▶ _What is needed_
Sort through the entries below and pull out lines containing the word "panel".

──────

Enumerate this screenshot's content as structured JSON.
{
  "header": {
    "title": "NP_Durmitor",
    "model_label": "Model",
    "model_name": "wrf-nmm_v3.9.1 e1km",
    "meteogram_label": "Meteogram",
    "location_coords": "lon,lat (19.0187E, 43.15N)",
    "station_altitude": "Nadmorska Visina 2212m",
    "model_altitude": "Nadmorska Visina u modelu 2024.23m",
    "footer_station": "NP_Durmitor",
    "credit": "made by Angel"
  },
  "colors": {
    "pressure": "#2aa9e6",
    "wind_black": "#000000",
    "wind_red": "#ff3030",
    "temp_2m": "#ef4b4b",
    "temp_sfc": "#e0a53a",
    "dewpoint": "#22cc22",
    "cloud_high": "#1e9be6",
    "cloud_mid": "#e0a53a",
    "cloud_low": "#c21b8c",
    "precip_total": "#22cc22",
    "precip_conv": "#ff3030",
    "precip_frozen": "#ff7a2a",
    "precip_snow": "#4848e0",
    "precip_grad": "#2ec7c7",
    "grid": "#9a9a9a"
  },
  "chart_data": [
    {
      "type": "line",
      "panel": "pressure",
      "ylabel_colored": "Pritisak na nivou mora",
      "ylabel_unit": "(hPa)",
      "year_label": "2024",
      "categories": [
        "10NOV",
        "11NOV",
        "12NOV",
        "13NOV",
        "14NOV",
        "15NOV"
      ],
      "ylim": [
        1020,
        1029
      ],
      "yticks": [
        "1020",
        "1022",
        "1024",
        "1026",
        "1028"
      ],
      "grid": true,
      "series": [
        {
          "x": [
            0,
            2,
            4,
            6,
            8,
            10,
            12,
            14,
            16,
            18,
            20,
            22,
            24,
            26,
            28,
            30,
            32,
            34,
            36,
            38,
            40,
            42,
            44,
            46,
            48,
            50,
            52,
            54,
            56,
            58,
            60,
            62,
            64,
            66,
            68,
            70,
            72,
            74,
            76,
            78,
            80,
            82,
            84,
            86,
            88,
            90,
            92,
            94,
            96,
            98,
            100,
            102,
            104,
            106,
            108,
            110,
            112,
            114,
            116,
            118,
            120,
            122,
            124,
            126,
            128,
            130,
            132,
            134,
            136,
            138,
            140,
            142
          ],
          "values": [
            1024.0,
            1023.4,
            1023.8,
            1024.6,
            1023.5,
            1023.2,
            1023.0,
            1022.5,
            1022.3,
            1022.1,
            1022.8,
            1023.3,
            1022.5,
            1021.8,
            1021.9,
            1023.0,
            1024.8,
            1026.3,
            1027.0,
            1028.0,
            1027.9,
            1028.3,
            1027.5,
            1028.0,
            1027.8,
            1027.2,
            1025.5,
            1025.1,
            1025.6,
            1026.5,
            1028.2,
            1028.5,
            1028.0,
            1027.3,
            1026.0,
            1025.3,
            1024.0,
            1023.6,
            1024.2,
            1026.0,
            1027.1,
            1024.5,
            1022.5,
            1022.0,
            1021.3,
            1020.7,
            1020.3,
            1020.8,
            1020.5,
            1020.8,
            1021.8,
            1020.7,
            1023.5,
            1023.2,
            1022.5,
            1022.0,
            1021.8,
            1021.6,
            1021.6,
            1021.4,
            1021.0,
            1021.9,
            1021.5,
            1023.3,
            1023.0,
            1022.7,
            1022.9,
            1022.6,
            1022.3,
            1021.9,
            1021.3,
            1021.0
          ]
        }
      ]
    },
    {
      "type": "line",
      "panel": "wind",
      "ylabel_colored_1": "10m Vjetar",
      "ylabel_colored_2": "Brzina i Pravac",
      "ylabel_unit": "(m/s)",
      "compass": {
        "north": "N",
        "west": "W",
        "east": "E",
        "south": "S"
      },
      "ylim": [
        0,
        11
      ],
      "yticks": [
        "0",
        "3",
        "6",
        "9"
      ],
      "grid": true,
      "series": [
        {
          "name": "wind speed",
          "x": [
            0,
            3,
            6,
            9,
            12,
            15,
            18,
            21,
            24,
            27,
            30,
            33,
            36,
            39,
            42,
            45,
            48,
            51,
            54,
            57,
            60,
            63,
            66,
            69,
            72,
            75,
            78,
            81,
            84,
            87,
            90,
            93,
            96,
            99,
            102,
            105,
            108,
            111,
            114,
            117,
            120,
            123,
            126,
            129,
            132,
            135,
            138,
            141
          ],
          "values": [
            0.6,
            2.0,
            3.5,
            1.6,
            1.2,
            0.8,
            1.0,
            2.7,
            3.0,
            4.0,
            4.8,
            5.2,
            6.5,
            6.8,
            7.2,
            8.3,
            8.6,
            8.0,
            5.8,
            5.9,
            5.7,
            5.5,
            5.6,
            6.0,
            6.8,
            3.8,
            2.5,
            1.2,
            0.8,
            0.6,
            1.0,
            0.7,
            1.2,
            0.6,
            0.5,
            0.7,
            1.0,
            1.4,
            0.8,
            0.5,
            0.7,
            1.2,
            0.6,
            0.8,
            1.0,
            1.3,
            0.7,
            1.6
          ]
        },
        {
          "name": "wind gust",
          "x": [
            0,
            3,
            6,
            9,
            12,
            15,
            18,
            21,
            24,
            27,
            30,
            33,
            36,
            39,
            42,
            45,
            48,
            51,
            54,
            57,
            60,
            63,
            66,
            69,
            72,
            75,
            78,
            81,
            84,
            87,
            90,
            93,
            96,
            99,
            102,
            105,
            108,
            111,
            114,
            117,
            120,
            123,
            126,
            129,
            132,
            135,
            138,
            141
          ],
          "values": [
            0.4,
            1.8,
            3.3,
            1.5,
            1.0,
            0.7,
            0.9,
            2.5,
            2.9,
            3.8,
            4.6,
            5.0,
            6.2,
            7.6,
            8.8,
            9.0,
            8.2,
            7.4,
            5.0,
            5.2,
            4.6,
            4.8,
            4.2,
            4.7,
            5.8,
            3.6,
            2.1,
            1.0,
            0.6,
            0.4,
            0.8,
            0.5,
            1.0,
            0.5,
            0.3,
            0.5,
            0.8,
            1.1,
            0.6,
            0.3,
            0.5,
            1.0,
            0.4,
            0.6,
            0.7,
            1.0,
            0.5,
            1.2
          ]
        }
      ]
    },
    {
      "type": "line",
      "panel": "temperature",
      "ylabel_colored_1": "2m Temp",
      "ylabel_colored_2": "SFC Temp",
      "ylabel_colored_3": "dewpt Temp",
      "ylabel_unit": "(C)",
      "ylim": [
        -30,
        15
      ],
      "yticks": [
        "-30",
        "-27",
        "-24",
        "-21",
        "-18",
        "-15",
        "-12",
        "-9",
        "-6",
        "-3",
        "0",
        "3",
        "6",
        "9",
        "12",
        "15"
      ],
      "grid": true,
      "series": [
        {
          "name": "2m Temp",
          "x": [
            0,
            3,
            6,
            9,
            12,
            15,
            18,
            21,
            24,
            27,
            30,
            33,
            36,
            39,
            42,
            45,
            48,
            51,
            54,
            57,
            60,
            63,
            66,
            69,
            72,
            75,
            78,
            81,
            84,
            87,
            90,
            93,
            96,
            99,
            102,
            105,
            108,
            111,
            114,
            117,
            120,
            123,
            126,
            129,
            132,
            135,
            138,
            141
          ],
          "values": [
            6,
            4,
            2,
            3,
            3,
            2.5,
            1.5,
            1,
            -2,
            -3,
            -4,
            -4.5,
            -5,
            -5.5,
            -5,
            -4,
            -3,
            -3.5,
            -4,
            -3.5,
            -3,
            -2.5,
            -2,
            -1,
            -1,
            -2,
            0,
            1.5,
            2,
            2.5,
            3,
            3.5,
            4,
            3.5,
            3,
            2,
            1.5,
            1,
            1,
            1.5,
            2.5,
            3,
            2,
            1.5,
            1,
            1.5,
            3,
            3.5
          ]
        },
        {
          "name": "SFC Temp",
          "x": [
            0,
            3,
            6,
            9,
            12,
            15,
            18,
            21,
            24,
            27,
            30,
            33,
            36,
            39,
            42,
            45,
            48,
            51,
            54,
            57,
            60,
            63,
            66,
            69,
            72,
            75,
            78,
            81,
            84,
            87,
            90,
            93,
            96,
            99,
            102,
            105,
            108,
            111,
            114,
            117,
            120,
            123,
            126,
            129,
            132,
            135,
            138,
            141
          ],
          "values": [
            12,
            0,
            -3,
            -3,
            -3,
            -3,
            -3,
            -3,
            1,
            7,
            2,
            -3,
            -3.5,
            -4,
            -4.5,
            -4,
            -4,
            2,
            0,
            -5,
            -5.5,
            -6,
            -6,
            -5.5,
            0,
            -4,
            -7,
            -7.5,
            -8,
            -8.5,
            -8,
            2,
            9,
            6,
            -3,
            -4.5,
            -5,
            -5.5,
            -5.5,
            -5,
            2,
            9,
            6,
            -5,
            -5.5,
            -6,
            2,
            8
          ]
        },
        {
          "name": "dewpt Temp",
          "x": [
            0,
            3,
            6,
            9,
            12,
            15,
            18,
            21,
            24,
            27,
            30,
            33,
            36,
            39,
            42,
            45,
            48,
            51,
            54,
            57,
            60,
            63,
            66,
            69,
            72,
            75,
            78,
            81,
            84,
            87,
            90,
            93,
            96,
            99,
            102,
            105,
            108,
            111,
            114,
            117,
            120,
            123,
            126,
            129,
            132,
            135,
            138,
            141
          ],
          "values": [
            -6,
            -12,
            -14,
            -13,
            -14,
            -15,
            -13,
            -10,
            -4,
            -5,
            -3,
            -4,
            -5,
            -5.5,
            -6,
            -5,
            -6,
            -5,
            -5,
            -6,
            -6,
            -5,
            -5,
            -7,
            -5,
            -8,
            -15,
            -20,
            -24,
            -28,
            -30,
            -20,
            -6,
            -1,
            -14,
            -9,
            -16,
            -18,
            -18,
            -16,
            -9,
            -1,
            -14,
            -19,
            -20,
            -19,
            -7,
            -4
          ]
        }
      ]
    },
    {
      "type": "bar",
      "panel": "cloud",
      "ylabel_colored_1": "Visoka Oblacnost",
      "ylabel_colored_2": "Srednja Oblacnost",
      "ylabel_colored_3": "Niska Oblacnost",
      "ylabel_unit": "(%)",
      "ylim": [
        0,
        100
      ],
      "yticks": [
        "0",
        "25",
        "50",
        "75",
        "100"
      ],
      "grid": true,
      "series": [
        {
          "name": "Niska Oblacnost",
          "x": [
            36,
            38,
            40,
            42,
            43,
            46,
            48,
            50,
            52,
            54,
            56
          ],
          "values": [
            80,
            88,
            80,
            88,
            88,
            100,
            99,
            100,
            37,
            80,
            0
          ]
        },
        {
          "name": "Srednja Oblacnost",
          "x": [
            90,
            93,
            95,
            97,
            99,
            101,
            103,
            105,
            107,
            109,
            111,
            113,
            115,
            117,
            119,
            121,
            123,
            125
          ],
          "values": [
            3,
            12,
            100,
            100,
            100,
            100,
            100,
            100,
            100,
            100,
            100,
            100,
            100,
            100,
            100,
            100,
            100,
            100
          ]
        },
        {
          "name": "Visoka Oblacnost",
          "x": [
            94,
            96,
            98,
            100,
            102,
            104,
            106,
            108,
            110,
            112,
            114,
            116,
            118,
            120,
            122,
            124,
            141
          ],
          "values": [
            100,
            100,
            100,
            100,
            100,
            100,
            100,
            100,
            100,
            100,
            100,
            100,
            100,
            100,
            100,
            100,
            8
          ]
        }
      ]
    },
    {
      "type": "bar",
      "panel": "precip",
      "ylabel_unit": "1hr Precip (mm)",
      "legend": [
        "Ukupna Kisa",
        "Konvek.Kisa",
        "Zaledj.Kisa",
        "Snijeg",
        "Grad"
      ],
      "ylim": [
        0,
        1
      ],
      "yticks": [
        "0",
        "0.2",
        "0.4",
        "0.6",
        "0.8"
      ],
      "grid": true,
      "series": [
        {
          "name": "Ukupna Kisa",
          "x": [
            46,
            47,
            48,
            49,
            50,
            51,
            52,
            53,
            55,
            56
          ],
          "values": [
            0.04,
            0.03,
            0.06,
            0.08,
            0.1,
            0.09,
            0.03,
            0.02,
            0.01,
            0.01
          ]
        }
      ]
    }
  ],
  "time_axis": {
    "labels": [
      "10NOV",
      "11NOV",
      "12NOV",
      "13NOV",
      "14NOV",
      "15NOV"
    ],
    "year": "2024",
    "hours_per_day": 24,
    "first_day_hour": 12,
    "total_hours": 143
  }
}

──────

▶ _Exercise solution_
      "panel": "pressure",
      "panel": "wind",
      "panel": "temperature",
      "panel": "cloud",
      "panel": "precip",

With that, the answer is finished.